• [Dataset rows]
───
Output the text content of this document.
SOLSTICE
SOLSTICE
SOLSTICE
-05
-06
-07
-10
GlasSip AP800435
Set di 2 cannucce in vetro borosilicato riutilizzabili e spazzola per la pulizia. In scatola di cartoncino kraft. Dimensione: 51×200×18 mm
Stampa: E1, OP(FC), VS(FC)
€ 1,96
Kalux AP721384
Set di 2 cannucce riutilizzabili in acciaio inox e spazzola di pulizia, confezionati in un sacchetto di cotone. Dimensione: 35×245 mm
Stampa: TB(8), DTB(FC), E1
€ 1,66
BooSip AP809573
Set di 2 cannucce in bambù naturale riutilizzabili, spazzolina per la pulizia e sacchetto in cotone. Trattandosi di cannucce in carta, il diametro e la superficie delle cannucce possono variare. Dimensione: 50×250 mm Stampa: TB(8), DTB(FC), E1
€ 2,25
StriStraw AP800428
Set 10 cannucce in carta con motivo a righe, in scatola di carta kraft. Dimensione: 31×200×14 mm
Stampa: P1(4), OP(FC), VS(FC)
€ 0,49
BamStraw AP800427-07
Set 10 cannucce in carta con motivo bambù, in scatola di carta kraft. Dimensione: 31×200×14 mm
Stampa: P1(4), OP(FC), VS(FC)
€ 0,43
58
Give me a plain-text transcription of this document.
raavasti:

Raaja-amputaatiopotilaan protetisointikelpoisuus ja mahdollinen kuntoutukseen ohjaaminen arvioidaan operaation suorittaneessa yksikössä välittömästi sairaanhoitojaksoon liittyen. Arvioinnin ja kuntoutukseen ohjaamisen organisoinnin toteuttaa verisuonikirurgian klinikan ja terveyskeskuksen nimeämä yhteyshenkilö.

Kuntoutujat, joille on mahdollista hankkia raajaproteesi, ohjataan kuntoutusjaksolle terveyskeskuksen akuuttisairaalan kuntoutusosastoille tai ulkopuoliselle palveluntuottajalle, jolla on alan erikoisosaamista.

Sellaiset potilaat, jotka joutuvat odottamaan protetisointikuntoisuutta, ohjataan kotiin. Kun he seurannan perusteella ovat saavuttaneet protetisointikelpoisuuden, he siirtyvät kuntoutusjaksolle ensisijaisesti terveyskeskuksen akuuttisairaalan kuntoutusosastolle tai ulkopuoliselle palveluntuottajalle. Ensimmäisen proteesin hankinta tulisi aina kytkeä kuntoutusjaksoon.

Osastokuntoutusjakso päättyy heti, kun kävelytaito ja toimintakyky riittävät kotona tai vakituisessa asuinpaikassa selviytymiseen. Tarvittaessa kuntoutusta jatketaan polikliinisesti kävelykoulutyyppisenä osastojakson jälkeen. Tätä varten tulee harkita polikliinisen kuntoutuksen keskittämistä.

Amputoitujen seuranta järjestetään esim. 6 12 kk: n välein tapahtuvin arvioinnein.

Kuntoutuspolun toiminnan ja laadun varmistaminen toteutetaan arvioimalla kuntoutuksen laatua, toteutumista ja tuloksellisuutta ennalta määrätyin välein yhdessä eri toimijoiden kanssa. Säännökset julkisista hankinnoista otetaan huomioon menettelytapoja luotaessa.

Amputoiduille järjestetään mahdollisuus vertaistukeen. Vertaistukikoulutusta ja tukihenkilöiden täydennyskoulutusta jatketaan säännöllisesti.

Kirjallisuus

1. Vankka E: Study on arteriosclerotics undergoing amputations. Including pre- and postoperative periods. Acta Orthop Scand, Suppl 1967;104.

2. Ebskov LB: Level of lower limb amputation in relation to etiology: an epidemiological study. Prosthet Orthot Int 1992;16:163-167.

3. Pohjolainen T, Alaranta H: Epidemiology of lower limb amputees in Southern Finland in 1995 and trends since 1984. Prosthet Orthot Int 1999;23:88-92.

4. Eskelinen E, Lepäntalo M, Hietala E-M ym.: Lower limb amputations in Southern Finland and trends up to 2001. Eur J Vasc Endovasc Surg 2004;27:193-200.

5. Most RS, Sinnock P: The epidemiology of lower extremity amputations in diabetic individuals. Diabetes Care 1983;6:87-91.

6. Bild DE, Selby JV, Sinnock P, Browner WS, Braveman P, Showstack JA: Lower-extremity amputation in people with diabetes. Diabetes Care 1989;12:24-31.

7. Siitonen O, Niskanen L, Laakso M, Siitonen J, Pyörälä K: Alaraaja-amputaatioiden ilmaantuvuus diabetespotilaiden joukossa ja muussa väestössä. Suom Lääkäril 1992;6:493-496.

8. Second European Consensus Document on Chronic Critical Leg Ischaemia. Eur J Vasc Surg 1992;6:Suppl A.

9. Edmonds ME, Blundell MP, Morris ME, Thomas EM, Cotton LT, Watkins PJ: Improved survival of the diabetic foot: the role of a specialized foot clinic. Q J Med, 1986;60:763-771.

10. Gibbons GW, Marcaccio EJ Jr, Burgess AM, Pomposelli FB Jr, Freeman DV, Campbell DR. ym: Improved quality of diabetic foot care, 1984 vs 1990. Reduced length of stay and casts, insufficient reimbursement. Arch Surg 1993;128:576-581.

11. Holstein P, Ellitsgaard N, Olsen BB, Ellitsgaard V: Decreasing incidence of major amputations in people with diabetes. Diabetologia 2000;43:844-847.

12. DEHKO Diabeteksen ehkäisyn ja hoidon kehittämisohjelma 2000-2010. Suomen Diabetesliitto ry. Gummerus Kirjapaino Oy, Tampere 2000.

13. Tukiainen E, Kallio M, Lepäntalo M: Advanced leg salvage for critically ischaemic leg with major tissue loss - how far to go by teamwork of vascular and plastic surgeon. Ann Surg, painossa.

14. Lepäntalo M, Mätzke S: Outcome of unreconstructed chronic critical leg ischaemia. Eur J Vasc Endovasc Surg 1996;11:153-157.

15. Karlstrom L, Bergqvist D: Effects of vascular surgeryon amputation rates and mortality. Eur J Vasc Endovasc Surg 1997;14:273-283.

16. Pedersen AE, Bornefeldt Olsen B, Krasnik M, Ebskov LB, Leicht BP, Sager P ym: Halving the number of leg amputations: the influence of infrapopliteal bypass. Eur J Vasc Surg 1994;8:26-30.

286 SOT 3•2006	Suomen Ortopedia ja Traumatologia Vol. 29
───
• [DO THIS] Report the number of lines that contain "bambù", with no other words.

• [EXERCISE RESPONSE] 2